◆ **Source excerpt**:

========================================

The fourth amendment is supposed to protect Americans against unreasonable searches and seizures. You may think that law enforcement officials always need a search warrant, or at least probable cause, to confiscate and look through items like electronic devices. But if you live, or just happen to be, within 100 miles of the American border, you would be wrong.
Assisted by the ACLU, Pascal Abidor brought a lawsuit against the Department of Homeland Security, Customs and Border Protection, and Immigration and Customs Enforcement, after his laptop was searched without probable cause after he returned from an overseas trip to Lebanon.
While on a train from Canada to New York, Abidor was approached. Officials told him to enter his password on the computer, and subsequently saw pictures from Hezbollah rallies in the Middle East. Abidor claims they were for educational purposes (he is an Islamic Studies student), but the officers proceeded to detain him for several hours, further searching the computer and questioning him. He was held for several hours and eventually released without being charged, but his laptop was not returned to him for over 10 days.
The government has historically been able to conduct searches for just about any reason if they take place at, or around, the US border. But this case, and others like it, has sparked a debate about 21st century searches: ones that involve electronic devices.
In this case, the ACLU contended that broadly allowing the government to search electronic devices at the border could lead to unfairly targeting individuals who may not be breaking the law, or using the “buffer zone” (the 100-mile radius in which these kinds of searches are allowed) around the US border, in which these searches without probable cause are allowed, as an excuse to search random persons.
But Judge Korman, who ruled on the case on December 31, 2013, thought otherwise. He noted that searches at the border have been common, as well as legally allowed, to take place at the border historically. It only makes sense, then, to extend that precedent to electronic devices like laptops in the 21st century, which were not previously accounted for only because they did not exist.
The Supreme Court has not ruled on the issue of pursuing electronic devices specifically, but there are two cases that are often cited in support of the government’s border-searching ability. In 2005, the 4th circuit Court of Appeals decided in U.S. v. Ickes that a search of a laptop in a man’s car, on which child pornography was discovered, was indeed legal.
In 2008, the 9th Circuit Court of Appeals filed a similar ruling in USA v. Arnold, which upheld the practice allowing US Customs and Border Control agents to inspect computers without probable cause.

========================================

◆ **Exercise task A**: In the border-search article, on what date did Judge Korman rule on the case?
◆ **Exercise task B**: Reproduce word for word the passage of the border-search article starting with "The Supreme Court" and going on through "without probable cause.".
◆ **Exercise task C**: Decide whether each statement agrees with the border-search article, answering yes or no and quoting the words of the article that settle it: (i) Abidor was charged after his detention. (ii) U.S. v. Ickes was decided in 2005 by the 4th circuit Court of Appeals. (iii) The Supreme Court has ruled specifically on searching electronic devices at the border.

◆ **Record list**:

========================================

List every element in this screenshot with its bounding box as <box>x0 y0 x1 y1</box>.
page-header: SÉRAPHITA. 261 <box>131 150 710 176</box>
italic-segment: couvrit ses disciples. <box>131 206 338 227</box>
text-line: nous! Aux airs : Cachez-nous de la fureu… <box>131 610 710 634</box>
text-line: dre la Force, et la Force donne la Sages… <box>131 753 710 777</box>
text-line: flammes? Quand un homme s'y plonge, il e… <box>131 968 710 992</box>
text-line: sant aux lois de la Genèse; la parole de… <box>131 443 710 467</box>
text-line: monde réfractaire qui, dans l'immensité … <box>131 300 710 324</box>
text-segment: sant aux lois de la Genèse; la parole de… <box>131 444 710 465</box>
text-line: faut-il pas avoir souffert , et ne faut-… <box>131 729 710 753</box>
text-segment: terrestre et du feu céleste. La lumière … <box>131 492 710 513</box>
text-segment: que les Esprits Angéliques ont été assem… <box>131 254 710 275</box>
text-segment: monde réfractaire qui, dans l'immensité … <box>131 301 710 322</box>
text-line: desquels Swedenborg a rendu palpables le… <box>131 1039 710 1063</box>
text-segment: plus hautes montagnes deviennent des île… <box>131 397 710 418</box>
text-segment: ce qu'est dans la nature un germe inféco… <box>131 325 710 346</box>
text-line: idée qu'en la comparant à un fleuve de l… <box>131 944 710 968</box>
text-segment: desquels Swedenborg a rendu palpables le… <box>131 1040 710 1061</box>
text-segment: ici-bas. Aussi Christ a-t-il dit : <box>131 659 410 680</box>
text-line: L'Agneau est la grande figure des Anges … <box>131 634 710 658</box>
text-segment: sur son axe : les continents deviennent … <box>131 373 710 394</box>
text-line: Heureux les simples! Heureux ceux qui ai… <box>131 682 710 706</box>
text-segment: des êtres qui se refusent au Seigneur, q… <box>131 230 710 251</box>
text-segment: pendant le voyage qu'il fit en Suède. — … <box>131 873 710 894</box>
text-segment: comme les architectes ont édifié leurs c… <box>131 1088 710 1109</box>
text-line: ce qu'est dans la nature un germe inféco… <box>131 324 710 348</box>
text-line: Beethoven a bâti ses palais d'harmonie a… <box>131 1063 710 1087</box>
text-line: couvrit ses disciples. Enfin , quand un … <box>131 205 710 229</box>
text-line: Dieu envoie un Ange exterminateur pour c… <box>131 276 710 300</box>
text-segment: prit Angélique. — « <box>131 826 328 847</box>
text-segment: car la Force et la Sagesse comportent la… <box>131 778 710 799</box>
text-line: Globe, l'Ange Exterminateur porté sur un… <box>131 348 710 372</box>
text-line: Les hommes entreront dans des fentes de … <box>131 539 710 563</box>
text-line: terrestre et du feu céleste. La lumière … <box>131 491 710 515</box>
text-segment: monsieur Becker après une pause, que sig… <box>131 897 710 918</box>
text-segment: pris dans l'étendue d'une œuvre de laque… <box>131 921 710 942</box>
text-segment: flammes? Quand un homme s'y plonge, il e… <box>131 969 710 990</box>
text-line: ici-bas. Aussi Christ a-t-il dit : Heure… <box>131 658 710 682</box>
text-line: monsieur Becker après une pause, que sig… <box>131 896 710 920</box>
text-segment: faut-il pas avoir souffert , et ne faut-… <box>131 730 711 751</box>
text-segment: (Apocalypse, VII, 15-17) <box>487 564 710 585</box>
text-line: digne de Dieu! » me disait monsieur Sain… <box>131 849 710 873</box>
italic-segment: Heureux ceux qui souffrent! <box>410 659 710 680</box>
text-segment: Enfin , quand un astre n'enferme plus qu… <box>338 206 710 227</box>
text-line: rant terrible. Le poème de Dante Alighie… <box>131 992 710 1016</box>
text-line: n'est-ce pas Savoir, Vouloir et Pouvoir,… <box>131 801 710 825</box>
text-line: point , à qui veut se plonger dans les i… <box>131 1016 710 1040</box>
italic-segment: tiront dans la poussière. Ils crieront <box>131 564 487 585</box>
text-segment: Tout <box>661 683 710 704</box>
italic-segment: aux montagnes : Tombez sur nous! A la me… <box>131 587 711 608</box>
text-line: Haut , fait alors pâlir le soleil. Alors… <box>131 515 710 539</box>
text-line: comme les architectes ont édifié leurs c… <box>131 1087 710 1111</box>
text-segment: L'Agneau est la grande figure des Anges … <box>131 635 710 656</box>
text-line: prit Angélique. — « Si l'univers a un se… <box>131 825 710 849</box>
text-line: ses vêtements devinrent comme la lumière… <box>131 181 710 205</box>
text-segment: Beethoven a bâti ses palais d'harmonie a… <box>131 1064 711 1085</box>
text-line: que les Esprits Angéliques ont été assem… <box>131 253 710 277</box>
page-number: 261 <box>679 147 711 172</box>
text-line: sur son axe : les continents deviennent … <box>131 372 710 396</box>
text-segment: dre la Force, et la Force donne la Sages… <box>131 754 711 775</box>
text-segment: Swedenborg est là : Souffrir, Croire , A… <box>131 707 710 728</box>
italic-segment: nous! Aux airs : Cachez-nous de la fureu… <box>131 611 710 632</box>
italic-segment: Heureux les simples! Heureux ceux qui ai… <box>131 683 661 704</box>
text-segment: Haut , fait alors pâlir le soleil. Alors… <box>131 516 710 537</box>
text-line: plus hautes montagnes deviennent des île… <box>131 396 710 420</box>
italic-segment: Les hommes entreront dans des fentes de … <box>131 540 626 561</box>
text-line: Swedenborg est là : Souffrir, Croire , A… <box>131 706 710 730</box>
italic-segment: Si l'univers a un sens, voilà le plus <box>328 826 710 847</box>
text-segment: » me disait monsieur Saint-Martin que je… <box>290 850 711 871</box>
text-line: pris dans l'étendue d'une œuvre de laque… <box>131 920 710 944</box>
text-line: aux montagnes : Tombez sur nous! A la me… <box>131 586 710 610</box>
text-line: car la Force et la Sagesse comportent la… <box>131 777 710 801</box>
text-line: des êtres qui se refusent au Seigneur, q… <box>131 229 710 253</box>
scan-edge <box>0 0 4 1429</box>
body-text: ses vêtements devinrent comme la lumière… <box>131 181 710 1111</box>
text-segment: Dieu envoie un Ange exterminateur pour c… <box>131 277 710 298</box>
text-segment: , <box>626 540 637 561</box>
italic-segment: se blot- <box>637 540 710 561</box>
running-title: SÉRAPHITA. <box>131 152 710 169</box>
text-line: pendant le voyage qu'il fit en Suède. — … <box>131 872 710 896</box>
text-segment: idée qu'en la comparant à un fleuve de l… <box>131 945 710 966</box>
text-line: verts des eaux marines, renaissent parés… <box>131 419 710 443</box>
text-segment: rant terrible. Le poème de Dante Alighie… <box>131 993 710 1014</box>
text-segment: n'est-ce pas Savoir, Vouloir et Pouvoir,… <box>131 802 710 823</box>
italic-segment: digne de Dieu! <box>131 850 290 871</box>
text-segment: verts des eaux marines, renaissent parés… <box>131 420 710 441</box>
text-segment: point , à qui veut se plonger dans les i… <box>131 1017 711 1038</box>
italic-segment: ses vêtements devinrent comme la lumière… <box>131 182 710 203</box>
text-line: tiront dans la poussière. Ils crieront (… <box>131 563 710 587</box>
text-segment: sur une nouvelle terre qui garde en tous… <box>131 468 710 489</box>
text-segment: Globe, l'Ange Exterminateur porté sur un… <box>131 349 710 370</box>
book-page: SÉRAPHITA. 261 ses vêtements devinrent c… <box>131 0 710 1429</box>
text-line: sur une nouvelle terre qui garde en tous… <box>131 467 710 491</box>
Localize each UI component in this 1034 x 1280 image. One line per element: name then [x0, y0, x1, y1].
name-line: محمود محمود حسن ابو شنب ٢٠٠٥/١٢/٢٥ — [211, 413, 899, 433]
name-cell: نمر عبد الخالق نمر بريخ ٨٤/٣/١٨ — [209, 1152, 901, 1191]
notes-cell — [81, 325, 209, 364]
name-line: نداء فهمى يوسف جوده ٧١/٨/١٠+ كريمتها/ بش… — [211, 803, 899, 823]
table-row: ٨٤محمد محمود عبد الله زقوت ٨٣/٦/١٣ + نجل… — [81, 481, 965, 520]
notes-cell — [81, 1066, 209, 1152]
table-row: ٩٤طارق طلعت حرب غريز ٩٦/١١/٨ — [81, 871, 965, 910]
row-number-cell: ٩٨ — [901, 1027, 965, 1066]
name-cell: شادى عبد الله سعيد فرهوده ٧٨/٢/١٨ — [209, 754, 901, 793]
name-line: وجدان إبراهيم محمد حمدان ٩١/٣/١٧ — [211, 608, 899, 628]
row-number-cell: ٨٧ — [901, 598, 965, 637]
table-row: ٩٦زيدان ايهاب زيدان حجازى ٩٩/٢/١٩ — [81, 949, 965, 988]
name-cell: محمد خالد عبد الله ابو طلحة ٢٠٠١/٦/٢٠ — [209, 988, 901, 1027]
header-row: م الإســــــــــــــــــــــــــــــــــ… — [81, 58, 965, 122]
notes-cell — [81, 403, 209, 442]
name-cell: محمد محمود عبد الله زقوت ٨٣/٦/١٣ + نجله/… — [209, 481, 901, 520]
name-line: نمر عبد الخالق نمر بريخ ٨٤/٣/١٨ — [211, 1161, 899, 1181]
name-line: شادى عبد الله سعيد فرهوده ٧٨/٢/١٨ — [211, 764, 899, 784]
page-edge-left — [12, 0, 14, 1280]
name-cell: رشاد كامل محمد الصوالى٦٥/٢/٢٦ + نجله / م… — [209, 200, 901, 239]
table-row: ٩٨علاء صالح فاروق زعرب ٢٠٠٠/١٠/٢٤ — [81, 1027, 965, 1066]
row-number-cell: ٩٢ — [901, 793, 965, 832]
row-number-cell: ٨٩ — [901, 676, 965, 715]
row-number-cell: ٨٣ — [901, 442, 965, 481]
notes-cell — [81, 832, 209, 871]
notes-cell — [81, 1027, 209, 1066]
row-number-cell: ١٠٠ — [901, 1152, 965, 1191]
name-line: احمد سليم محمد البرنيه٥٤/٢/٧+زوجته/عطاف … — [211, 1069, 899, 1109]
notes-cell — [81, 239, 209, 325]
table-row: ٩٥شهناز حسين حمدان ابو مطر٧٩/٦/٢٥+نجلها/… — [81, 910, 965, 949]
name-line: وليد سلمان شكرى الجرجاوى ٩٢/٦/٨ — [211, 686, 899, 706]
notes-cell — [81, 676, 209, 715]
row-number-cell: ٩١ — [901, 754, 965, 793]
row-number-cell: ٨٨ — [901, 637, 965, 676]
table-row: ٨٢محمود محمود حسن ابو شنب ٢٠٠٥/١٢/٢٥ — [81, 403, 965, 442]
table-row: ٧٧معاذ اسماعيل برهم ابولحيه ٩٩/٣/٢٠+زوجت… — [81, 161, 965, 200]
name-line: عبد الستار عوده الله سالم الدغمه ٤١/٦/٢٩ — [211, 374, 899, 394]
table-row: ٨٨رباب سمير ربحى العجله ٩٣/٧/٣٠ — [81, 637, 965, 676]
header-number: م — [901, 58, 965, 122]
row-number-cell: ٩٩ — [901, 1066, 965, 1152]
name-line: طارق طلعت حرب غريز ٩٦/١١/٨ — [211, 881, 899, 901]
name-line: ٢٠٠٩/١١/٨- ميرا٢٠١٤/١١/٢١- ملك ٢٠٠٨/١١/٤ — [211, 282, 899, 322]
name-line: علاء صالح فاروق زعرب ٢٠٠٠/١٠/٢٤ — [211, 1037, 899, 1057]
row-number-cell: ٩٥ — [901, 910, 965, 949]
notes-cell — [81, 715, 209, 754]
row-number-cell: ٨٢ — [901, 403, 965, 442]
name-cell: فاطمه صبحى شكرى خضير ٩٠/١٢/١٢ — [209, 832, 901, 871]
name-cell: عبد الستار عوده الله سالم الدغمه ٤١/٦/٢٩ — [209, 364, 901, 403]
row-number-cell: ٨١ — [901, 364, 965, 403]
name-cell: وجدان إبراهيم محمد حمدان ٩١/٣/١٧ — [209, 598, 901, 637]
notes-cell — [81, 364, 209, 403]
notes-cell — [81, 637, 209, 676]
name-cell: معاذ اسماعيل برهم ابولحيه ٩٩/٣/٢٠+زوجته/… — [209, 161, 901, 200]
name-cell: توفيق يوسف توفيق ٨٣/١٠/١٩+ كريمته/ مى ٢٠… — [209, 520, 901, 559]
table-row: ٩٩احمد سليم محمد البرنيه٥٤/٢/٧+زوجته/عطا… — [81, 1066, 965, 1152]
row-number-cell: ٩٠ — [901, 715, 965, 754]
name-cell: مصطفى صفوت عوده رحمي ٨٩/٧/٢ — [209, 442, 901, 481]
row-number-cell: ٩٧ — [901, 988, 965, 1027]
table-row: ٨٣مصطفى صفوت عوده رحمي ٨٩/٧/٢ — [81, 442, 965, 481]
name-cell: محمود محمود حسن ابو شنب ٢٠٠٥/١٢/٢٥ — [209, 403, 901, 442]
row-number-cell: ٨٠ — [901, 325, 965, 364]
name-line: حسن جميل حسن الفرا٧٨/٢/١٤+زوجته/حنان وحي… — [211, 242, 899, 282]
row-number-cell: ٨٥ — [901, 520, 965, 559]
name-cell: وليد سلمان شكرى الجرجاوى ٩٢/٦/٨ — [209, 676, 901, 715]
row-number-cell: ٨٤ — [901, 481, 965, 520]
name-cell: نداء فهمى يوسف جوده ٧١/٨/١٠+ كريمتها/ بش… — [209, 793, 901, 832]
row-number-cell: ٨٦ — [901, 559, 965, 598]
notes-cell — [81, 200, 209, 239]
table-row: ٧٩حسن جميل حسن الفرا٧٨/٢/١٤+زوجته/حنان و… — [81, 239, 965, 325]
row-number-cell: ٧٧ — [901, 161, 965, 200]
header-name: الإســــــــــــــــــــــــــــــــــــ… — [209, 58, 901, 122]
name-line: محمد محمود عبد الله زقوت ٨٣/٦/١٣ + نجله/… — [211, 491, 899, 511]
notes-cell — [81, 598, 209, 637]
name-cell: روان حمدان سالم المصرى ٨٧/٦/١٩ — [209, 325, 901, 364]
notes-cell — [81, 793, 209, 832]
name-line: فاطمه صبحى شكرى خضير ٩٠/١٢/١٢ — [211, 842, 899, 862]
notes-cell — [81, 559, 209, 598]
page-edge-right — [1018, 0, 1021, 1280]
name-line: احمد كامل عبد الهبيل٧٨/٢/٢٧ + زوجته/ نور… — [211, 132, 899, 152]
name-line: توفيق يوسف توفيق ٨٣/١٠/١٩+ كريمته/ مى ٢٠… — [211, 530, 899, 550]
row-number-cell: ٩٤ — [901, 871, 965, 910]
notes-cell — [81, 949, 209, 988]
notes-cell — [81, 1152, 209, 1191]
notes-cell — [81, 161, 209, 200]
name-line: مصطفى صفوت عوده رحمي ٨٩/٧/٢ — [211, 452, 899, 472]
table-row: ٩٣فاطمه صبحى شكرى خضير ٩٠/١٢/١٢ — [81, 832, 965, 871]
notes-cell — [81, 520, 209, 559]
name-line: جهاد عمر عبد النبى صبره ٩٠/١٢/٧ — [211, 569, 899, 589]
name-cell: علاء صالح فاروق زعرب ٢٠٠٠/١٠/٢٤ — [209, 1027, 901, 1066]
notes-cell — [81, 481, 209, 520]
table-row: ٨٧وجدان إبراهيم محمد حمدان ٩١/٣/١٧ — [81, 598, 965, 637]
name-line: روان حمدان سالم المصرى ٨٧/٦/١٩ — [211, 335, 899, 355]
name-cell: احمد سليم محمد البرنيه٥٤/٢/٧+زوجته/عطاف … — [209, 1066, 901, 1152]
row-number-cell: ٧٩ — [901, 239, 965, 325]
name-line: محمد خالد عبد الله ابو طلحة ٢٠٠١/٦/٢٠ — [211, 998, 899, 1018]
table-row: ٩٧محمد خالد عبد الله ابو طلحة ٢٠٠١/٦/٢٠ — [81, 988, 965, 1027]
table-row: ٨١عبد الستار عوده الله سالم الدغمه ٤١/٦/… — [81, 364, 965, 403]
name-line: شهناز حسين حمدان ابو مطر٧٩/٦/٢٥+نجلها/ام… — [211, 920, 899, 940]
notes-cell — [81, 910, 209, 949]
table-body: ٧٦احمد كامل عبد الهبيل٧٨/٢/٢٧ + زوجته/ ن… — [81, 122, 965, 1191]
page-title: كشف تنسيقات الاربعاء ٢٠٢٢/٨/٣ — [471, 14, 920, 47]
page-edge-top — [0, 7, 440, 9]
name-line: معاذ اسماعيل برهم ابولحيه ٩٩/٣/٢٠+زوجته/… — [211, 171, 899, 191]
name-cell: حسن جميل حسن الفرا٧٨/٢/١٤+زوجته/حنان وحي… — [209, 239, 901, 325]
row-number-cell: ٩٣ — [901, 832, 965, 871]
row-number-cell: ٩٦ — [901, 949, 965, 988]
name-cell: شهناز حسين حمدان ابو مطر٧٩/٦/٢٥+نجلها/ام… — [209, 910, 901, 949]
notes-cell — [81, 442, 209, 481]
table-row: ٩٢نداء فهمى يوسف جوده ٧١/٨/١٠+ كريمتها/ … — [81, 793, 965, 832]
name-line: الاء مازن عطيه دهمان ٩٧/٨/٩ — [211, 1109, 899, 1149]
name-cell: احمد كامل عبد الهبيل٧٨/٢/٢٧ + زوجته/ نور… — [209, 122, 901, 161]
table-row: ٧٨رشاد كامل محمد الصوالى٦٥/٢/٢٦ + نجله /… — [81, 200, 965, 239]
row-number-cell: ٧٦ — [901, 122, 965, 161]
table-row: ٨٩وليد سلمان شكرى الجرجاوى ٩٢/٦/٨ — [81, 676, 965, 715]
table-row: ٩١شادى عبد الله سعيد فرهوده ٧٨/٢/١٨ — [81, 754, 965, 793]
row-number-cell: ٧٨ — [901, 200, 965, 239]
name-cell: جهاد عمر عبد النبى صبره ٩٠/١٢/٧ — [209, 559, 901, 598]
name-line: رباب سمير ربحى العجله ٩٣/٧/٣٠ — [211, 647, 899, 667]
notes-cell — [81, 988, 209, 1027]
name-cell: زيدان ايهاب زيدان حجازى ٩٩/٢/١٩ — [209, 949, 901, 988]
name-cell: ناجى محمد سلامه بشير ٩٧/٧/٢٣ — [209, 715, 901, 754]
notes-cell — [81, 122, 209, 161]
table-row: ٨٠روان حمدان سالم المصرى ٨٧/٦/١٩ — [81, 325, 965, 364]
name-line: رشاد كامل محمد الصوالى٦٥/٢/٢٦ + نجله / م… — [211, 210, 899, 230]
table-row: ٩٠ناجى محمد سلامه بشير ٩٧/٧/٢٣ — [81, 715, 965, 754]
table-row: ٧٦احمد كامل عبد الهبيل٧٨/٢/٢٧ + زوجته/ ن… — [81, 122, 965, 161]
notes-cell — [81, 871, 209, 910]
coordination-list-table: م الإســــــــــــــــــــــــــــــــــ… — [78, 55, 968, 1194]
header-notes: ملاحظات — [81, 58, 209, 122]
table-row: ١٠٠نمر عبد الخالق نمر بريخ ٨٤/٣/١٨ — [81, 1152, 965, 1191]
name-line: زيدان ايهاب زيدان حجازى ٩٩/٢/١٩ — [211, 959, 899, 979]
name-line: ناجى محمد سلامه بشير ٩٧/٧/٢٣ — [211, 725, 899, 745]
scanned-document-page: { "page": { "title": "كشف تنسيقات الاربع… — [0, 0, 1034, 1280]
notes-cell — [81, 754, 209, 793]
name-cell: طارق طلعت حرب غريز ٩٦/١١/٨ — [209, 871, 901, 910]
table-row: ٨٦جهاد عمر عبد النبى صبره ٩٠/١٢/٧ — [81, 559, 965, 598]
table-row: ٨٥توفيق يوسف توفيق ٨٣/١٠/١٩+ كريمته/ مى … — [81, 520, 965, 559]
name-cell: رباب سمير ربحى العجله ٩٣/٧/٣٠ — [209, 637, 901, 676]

========================================

◆ **Written response A**: December 31, 2013

◆ **Written response B**:
The Supreme Court has not ruled on the issue of pursuing electronic devices specifically, but there are two cases that are often cited in support of the government’s border-searching ability. In 2005, the 4th circuit Court of Appeals decided in U.S. v. Ickes that a search of a laptop in a man’s car, on which child pornography was discovered, was indeed legal.
In 2008, the 9th Circuit Court of Appeals filed a similar ruling in USA v. Arnold, which upheld the practice allowing US Customs and Border Control agents to inspect computers without probable cause.

◆ **Written response C**:
(i) No: "eventually released without being charged"
(ii) Yes: "In 2005, the 4th circuit Court of Appeals decided in U.S. v. Ickes"
(iii) No: "The Supreme Court has not ruled on the issue of pursuing electronic devices specifically"